## Texte à lire
┄┄┄┄┄┄

Sa femme. – Pourtant ça nous ferait du bien.
Le mari. – De ranger ?
Sa femme. – De baiser.
Le mari. – Ah non non on ne peut plus.
Sa femme. – Pourquoi ?
Le mari. – Regarde ce que j’ai trouvé !
Sa femme. – Un flacon de parfum ?
Le mari. – Oui !
Sa femme. – Plein ?
Le mari. – Non.
[…]
L’autrice
Hala Moughanie
Hala Moughanie vit au Liban. Ses textes décortiquent les modes d’être au monde en questionnant la notion d’identité et la manière dont elle s’articule par rapport à la relation aux autres, aux territoires habités ou imaginés et à l’histoire. Ce faisant, elle cherche à aborder la langue de manière nouvelle, afin que les mots se ressaisissent de leurs sens profonds. Elle a écrit : Tais-toi et creuse, La mer est ma nation (2017), Alma (2018).
Entretien avec Hala Moughanie, par Virginie Brinker
Votre pièce me semble mettre en tension une actualité brûlante, un certain contexte, tout en revêtant une dimension très métaphorique, voire universelle. Teniez-vous à cette ambivalence ?

┄┄┄┄┄┄

## Liste des données
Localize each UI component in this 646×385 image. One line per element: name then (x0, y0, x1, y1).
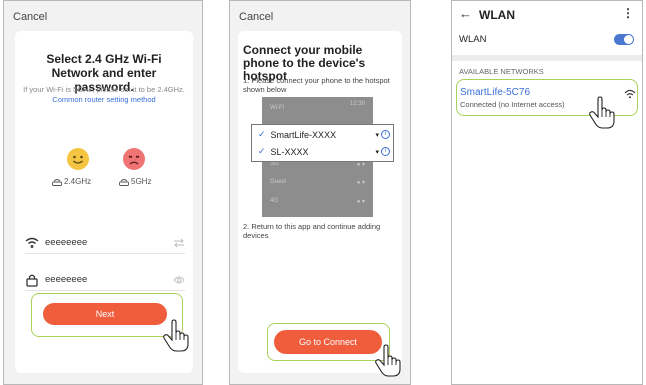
eye-icon[interactable] (173, 275, 185, 285)
go-to-connect-button[interactable]: Go to Connect (274, 330, 382, 354)
router-icon (119, 178, 129, 186)
network-status: Connected (no Internet access) (460, 100, 565, 109)
more-options-icon[interactable]: ⋮ (622, 6, 634, 20)
happy-face-icon (67, 148, 89, 170)
wifi-setup-card: Select 2.4 GHz Wi-Fi Network and enter p… (15, 31, 193, 373)
subtitle: If your Wi-Fi is 5GHz, please set it to … (23, 85, 185, 104)
list-item[interactable]: ✓ SmartLife-XXXX ▾ i (258, 127, 390, 142)
wifi-icon: ▾ (375, 131, 379, 139)
wlan-settings-panel: ← WLAN ⋮ WLAN AVAILABLE NETWORKS SmartLi… (451, 0, 643, 385)
wifi-icon: ▾ (375, 148, 379, 156)
tap-hand-icon (163, 319, 189, 352)
page-title: WLAN (479, 8, 515, 22)
step-1-text: 1. Please connect your phone to the hots… (243, 76, 390, 94)
hotspot-panel: Cancel Connect your mobile phone to the … (229, 0, 411, 385)
hotspot-network-list: ✓ SmartLife-XXXX ▾ i ✓ SL-XXXX ▾ i (251, 124, 394, 162)
band-24ghz: 2.4GHz (52, 177, 91, 186)
lock-wifi-icon: ● ▾ (356, 180, 365, 186)
info-icon[interactable]: i (381, 130, 390, 139)
info-icon[interactable]: i (381, 147, 390, 156)
tap-hand-icon (375, 344, 401, 377)
check-icon: ✓ (258, 146, 266, 156)
list-item[interactable]: ✓ SL-XXXX ▾ i (258, 144, 390, 159)
lock-wifi-icon: ● ▾ (356, 199, 365, 205)
back-arrow-icon[interactable]: ← (459, 6, 472, 21)
sad-face-icon (123, 148, 145, 170)
lock-wifi-icon: ● ▾ (356, 162, 365, 168)
wlan-toggle[interactable] (614, 34, 634, 45)
check-icon: ✓ (258, 129, 266, 139)
tap-hand-icon (589, 96, 615, 129)
network-name[interactable]: SmartLife-5C76 (460, 87, 530, 98)
switch-network-icon[interactable] (173, 238, 185, 248)
wifi-setup-panel: Cancel Select 2.4 GHz Wi-Fi Network and … (3, 0, 203, 385)
wifi-name-field[interactable]: eeeeeeee (25, 232, 185, 254)
next-button[interactable]: Next (43, 303, 167, 325)
wifi-signal-icon (624, 89, 636, 99)
password-field[interactable]: eeeeeeee (25, 269, 185, 291)
phone-row-label: Wi-Fi (270, 105, 284, 111)
wifi-icon (25, 237, 39, 248)
section-header: AVAILABLE NETWORKS (459, 67, 544, 76)
router-setting-link[interactable]: Common router setting method (52, 95, 155, 104)
band-5ghz: 5GHz (119, 177, 151, 186)
divider (452, 55, 642, 61)
step-2-text: 2. Return to this app and continue addin… (243, 222, 381, 240)
cancel-button[interactable]: Cancel (239, 11, 273, 23)
wlan-label: WLAN (459, 34, 487, 45)
phone-row-label: 4G (270, 198, 279, 204)
lock-icon (26, 274, 38, 287)
top-bar: ← WLAN ⋮ (452, 1, 642, 29)
phone-row-label: Guest (270, 179, 287, 185)
router-icon (52, 178, 62, 186)
cancel-button[interactable]: Cancel (13, 11, 47, 23)
phone-status-time: 12:30 (349, 101, 365, 107)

┄┄┄┄┄┄

## Consignes
a - Relevez tous les titres d'œuvres de Hala Moughanie que cite le texte sur Hala Moughanie.
b - Réécrivez le passage du texte sur Hala Moughanie qui va de « Le mari. – Ah » jusqu'à « mari. – Non. », en substituant « lavande » à « parfum ».
c - Poursuivez le texte sur Hala Moughanie à partir de l'endroit où il s'arrête.

## Réponses proposées
a - Tais-toi et creuse ; La mer est ma nation ; Alma

b -
Le mari. – Ah non non on ne peut plus.
Sa femme. – Pourquoi ?
Le mari. – Regarde ce que j’ai trouvé !
Sa femme. – Un flacon de lavande ?
Le mari. – Oui !
Sa femme. – Plein ?
Le mari. – Non.

c -
Je pars d’un principe simple : le contexte n’est qu’un prétexte pour écrire ; presque une excuse. Évidemment, j’écris à partir du Liban, ce qui signifie que pour écrire ce texte, j’avais en tête la crise des réfugiés syriens à laquelle vous faites référence. Tout comme je porte en moi ma propre expérience de « l’exil ». Mais en même temps, nous sommes tous connectés, je m’informe de ce qui se fait et se dit ailleurs dans le monde et j’avoue que la peur de l’autre, de l’étranger, de celui qu’on perçoit comme étant différent de nous et qu’on retrouve dans le texte m’a surtout été inspirée par les discours de haine qui émanent de lieux qu’on imagine être les garants des droits humains, comme l’Europe ou les États-Unis. La mer est ma nation naît de ces croisements et ce n’est pas un hasard si la mer Méditerranée occupe une place centrale dans la pièce : elle est bien un lieu de passage entre des cultures, des êtres, des vies, des morts. Donc oui, il y a ambivalence puisqu’il y a diverses manières d’entrer dans le texte, mais celles-ci reflètent, selon moi, l’immanente complexité de l’expérience humaine et sont donc nécessaires à l’écriture.
Dans « ce lieu de passage », vont se rencontrer deux exilées et un couple. Comment avez-vous pensé le changement de ton, la bascule entre les dialogues cocasses et absurdes du début et le dénouement de la pièce ?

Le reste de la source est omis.